Stored items:
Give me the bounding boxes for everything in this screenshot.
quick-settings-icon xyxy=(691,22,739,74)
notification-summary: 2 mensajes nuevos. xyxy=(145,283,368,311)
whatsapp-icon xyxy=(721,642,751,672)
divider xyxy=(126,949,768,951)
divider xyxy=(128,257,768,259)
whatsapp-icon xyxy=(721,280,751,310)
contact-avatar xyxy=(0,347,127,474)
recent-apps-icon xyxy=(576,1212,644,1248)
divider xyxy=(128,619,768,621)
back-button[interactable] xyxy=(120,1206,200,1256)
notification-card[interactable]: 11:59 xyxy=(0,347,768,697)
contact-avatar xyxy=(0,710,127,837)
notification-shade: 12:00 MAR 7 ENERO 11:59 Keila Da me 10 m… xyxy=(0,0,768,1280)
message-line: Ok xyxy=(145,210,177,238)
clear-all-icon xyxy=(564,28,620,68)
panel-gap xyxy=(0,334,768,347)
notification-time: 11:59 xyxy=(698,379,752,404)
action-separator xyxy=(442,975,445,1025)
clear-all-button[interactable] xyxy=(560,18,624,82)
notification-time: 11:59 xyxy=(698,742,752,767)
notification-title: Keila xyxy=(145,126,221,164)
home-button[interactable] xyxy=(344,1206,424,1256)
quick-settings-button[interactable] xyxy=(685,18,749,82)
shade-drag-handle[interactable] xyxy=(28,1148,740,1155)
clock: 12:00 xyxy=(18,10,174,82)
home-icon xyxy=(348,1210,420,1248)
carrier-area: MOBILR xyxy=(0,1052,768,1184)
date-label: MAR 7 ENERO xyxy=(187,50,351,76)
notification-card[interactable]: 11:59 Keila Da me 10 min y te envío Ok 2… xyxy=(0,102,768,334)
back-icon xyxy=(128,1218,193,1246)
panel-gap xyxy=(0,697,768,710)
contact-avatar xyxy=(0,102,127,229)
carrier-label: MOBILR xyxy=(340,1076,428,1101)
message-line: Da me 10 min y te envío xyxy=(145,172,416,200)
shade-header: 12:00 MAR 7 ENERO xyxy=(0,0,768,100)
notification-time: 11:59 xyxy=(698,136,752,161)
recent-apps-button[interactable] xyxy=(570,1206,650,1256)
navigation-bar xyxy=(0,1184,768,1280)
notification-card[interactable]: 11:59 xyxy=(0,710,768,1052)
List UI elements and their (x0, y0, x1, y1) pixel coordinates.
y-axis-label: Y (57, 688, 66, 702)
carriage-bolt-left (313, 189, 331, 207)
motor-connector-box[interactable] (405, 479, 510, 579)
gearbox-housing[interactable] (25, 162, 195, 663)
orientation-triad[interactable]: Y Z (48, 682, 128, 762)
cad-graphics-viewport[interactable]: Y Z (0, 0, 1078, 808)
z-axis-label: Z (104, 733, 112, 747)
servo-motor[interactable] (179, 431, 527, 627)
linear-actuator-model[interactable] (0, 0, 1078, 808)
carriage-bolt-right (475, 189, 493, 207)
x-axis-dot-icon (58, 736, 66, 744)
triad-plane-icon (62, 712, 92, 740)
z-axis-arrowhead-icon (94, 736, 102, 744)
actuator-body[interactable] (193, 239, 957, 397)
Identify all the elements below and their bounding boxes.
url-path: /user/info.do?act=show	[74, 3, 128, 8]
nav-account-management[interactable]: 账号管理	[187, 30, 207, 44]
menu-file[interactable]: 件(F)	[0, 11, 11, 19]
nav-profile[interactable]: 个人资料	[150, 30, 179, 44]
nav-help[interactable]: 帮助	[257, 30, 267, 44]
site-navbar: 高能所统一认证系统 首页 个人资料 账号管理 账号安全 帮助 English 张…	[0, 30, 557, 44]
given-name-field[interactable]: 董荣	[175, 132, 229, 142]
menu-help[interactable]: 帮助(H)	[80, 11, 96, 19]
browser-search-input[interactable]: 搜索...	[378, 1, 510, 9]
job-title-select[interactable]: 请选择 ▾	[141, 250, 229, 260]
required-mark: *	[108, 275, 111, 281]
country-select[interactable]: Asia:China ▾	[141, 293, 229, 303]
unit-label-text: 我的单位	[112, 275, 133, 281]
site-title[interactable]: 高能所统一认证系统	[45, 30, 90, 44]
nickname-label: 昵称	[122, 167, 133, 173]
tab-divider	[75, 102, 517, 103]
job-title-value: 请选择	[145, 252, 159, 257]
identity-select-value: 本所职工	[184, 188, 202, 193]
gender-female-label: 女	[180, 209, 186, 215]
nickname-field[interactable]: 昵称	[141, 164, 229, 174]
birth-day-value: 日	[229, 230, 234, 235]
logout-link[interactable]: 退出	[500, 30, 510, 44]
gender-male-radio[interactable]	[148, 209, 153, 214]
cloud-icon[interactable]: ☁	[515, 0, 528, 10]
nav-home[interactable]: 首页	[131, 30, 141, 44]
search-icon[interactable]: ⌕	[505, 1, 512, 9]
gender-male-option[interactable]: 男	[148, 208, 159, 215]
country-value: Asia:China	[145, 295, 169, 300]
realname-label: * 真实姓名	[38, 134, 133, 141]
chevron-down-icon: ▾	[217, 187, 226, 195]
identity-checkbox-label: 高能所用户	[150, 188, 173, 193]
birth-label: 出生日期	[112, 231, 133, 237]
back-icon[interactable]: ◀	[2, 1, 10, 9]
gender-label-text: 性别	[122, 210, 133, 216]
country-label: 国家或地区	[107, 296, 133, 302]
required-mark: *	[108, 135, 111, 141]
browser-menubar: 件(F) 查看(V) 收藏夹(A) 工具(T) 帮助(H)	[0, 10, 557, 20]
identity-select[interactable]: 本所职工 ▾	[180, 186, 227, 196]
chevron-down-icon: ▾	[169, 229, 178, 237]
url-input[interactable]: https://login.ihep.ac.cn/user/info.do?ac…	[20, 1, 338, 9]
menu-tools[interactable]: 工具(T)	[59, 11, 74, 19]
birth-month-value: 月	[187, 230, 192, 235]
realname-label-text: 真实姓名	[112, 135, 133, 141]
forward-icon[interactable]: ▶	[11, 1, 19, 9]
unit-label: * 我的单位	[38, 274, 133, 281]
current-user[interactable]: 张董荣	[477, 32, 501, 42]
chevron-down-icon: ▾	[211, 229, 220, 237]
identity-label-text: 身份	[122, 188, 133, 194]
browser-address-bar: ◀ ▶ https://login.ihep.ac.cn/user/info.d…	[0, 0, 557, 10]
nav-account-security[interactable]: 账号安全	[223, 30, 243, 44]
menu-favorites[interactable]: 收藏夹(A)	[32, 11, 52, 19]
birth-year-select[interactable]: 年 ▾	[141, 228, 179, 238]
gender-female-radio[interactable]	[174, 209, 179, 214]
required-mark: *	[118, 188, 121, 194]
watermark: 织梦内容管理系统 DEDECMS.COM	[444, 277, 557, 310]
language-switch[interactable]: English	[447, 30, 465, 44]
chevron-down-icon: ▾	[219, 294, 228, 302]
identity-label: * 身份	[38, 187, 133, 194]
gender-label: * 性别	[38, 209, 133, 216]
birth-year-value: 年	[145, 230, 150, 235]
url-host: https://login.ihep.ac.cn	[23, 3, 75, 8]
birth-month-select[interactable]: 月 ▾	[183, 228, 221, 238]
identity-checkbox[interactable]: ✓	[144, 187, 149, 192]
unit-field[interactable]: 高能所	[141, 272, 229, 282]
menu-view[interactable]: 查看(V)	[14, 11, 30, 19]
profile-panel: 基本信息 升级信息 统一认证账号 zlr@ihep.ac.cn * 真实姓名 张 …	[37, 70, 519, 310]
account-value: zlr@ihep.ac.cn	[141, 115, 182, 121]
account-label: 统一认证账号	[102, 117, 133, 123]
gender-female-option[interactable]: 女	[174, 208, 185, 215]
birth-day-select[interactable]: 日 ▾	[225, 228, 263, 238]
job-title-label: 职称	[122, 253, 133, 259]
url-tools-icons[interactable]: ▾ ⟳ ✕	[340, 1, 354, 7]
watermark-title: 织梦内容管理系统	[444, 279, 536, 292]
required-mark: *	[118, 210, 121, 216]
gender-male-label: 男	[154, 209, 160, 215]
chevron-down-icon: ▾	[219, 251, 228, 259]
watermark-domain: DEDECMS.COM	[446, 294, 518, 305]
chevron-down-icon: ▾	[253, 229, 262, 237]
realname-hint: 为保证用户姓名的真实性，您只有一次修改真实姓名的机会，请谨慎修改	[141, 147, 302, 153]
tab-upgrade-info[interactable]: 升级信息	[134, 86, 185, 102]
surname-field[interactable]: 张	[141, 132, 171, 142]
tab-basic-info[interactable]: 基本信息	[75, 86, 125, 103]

* Exercise aim
Rewrite the listing from its first line through the line containing "carriage-bolt-left (313, 189, 331, 207)", inclusive, changing every "divider" to "rule-line" and leaving everything else as it is.

* Response to the exercise
Give me the bounding boxes for everything in this screenshot.
quick-settings-icon xyxy=(691,22,739,74)
notification-summary: 2 mensajes nuevos. xyxy=(145,283,368,311)
whatsapp-icon xyxy=(721,642,751,672)
rule-line xyxy=(126,949,768,951)
rule-line xyxy=(128,257,768,259)
whatsapp-icon xyxy=(721,280,751,310)
contact-avatar xyxy=(0,347,127,474)
recent-apps-icon xyxy=(576,1212,644,1248)
rule-line xyxy=(128,619,768,621)
back-button[interactable] xyxy=(120,1206,200,1256)
notification-card[interactable]: 11:59 xyxy=(0,347,768,697)
contact-avatar xyxy=(0,710,127,837)
notification-shade: 12:00 MAR 7 ENERO 11:59 Keila Da me 10 m… xyxy=(0,0,768,1280)
message-line: Ok xyxy=(145,210,177,238)
clear-all-icon xyxy=(564,28,620,68)
panel-gap xyxy=(0,334,768,347)
notification-time: 11:59 xyxy=(698,379,752,404)
action-separator xyxy=(442,975,445,1025)
clear-all-button[interactable] xyxy=(560,18,624,82)
notification-time: 11:59 xyxy=(698,742,752,767)
notification-title: Keila xyxy=(145,126,221,164)
home-button[interactable] xyxy=(344,1206,424,1256)
quick-settings-button[interactable] xyxy=(685,18,749,82)
shade-drag-handle[interactable] xyxy=(28,1148,740,1155)
clock: 12:00 xyxy=(18,10,174,82)
home-icon xyxy=(348,1210,420,1248)
carrier-area: MOBILR xyxy=(0,1052,768,1184)
date-label: MAR 7 ENERO xyxy=(187,50,351,76)
notification-card[interactable]: 11:59 Keila Da me 10 min y te envío Ok 2… xyxy=(0,102,768,334)
back-icon xyxy=(128,1218,193,1246)
panel-gap xyxy=(0,697,768,710)
contact-avatar xyxy=(0,102,127,229)
carrier-label: MOBILR xyxy=(340,1076,428,1101)
message-line: Da me 10 min y te envío xyxy=(145,172,416,200)
shade-header: 12:00 MAR 7 ENERO xyxy=(0,0,768,100)
notification-time: 11:59 xyxy=(698,136,752,161)
recent-apps-button[interactable] xyxy=(570,1206,650,1256)
navigation-bar xyxy=(0,1184,768,1280)
notification-card[interactable]: 11:59 xyxy=(0,710,768,1052)
List UI elements and their (x0, y0, x1, y1) pixel coordinates.
y-axis-label: Y (57, 688, 66, 702)
carriage-bolt-left (313, 189, 331, 207)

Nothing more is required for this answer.